TO DO » For the material that follows, list every line containing the word "tried".

Records excerpted from a collection »
--- --- ---
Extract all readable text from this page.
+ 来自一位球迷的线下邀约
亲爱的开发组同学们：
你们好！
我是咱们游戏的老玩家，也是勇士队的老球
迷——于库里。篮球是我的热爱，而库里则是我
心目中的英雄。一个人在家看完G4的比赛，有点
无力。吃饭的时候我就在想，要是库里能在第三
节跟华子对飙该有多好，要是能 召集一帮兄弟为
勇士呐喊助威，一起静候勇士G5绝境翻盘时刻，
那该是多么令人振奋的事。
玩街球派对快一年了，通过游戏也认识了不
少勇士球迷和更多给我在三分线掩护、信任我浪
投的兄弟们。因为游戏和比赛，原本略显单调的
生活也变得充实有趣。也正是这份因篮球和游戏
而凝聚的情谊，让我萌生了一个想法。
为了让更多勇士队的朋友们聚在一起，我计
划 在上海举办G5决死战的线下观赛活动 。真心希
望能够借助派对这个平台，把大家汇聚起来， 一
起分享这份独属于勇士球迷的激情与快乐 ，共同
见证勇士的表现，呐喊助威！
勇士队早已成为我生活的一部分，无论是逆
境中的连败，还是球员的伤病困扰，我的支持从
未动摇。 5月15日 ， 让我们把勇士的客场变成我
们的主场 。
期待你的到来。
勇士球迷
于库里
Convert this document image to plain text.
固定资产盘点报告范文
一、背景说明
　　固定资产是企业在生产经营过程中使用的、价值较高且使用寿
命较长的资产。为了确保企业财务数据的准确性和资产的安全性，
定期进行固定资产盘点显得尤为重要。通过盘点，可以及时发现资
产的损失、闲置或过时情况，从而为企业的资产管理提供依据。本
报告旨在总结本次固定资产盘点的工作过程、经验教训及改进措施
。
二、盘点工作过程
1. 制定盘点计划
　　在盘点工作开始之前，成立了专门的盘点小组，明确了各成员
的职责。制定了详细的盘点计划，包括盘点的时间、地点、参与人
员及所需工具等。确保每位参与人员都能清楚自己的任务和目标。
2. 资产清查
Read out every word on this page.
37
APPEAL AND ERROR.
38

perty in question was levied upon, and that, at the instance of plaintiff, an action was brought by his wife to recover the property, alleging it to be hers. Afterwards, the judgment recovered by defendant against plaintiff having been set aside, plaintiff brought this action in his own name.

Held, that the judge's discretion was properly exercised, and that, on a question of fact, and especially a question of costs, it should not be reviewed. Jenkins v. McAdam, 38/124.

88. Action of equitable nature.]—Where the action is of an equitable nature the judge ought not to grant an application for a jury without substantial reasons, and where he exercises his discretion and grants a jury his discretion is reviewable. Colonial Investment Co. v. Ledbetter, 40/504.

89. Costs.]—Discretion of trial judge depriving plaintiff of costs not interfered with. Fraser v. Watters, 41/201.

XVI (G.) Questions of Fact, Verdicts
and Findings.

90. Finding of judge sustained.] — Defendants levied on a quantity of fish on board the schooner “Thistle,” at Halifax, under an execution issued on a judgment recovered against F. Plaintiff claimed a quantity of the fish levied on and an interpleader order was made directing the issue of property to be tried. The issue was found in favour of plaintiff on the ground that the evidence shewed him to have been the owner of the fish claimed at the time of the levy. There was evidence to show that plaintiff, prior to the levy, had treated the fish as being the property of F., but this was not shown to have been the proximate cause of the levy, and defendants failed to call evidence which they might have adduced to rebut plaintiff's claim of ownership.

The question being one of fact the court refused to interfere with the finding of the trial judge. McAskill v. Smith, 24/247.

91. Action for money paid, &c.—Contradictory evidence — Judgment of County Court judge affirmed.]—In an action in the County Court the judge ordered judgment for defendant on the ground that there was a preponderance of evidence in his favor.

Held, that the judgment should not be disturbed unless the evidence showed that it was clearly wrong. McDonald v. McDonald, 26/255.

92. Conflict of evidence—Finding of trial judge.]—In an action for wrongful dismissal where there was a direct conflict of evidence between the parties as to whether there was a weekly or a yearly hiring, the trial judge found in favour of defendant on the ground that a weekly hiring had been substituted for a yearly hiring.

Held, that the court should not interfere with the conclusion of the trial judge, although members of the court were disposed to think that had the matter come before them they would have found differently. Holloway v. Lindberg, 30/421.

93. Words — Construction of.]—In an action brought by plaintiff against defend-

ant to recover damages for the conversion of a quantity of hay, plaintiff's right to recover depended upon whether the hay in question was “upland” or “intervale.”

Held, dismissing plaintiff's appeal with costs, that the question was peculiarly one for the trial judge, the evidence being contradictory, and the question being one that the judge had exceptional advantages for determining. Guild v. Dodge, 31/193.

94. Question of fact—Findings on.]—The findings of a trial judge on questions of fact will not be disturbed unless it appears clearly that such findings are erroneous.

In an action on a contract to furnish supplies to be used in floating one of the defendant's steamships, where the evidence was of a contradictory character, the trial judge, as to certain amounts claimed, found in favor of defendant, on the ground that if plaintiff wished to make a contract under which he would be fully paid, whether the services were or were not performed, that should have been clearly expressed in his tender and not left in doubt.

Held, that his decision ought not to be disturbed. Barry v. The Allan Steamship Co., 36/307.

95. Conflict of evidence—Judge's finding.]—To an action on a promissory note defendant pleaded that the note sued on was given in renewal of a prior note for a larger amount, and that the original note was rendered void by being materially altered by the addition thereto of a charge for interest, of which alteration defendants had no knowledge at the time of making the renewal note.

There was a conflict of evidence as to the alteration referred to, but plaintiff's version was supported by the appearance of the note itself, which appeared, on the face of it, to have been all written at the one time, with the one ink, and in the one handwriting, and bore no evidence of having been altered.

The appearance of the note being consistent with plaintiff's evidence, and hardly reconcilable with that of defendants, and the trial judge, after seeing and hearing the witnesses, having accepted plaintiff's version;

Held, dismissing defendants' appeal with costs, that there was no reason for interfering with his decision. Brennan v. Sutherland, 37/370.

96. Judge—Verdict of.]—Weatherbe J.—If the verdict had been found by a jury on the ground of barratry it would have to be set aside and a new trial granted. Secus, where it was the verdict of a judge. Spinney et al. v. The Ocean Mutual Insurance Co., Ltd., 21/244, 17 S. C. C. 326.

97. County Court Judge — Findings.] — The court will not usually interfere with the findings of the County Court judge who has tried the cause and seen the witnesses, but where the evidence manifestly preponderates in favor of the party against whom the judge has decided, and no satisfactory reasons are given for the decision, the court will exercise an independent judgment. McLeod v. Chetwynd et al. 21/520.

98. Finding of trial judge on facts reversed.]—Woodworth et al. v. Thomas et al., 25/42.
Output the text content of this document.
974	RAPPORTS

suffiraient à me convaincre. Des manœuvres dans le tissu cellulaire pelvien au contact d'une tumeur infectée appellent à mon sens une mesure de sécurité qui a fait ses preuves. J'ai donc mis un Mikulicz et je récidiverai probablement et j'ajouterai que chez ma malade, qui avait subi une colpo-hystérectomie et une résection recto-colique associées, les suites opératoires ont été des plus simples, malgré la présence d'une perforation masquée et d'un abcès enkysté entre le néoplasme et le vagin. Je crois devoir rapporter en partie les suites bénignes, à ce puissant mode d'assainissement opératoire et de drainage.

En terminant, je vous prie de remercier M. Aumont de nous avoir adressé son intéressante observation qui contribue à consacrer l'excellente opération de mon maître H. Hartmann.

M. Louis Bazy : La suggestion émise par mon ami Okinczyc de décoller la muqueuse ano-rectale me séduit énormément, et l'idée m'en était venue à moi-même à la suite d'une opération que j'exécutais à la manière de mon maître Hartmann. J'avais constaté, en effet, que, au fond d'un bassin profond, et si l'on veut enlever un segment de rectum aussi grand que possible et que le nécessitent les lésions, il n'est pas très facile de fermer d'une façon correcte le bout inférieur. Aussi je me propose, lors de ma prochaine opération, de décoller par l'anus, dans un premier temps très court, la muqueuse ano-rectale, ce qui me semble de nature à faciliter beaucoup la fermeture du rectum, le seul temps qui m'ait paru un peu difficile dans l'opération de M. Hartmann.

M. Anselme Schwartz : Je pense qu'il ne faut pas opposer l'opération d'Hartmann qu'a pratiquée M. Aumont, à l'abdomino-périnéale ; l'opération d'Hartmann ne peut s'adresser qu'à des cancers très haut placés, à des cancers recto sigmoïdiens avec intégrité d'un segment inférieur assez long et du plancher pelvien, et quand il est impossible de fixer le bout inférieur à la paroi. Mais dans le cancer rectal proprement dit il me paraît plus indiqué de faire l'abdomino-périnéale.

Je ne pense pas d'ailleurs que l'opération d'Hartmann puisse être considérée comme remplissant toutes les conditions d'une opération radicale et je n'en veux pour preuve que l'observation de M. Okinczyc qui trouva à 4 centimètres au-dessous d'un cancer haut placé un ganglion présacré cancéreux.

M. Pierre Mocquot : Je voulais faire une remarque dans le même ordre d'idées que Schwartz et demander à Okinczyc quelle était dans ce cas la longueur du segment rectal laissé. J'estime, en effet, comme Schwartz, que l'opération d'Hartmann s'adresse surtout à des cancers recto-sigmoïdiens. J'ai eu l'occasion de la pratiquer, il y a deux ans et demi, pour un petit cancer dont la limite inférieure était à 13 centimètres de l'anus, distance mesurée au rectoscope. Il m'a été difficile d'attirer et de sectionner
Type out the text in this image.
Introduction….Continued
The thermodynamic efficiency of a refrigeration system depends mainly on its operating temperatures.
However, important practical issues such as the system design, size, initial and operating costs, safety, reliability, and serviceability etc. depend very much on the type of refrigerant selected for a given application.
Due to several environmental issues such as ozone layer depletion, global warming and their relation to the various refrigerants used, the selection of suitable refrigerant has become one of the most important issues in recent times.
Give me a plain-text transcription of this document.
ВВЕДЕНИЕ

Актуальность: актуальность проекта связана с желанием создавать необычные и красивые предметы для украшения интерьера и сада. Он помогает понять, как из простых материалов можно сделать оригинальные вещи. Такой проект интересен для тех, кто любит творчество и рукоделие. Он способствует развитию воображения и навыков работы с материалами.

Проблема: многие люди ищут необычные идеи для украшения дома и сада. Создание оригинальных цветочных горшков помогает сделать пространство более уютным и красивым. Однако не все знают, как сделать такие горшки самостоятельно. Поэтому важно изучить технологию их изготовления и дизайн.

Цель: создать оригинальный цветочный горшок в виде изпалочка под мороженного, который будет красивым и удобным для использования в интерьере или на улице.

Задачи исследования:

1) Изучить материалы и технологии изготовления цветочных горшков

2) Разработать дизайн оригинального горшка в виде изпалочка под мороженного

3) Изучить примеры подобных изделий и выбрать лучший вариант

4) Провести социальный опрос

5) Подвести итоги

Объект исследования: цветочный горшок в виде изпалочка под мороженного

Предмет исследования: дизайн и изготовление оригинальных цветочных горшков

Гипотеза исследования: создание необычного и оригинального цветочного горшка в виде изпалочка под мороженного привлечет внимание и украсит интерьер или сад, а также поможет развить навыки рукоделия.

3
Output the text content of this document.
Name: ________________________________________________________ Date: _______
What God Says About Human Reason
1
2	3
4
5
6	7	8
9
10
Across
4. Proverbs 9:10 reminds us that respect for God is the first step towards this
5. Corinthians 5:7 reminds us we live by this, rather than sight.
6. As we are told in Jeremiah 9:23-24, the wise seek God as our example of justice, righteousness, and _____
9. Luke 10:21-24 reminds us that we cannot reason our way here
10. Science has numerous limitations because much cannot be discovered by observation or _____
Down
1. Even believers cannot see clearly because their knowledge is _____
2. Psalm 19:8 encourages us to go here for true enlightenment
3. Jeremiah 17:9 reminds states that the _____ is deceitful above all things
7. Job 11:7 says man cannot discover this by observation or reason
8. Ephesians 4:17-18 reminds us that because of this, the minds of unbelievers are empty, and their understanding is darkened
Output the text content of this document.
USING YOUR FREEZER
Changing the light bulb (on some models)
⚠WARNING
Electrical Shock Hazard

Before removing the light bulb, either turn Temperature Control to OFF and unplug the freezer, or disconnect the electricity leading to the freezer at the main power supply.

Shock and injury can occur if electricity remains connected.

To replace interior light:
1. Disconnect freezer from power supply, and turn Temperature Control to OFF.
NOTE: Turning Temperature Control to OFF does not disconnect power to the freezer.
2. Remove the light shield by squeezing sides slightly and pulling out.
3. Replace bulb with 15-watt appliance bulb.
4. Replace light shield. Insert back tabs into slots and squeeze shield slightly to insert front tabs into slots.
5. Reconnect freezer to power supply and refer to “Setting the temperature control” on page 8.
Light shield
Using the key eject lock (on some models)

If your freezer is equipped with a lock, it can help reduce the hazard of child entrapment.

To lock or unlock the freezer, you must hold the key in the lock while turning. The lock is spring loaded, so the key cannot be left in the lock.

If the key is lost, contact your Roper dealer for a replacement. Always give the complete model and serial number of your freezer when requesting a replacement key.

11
--- --- ---
RESULT OF THE TASK »
90. Finding of judge sustained.] — Defendants levied on a quantity of fish on board the schooner “Thistle,” at Halifax, under an execution issued on a judgment recovered against F. Plaintiff claimed a quantity of the fish levied on and an interpleader order was made directing the issue of property to be tried. The issue was found in favour of plaintiff on the ground that the evidence shewed him to have been the owner of the fish claimed at the time of the levy. There was evidence to show that plaintiff, prior to the levy, had treated the fish as being the property of F., but this was not shown to have been the proximate cause of the levy, and defendants failed to call evidence which they might have adduced to rebut plaintiff's claim of ownership.
97. County Court Judge — Findings.] — The court will not usually interfere with the findings of the County Court judge who has tried the cause and seen the witnesses, but where the evidence manifestly preponderates in favor of the party against whom the judge has decided, and no satisfactory reasons are given for the decision, the court will exercise an independent judgment. McLeod v. Chetwynd et al. 21/520.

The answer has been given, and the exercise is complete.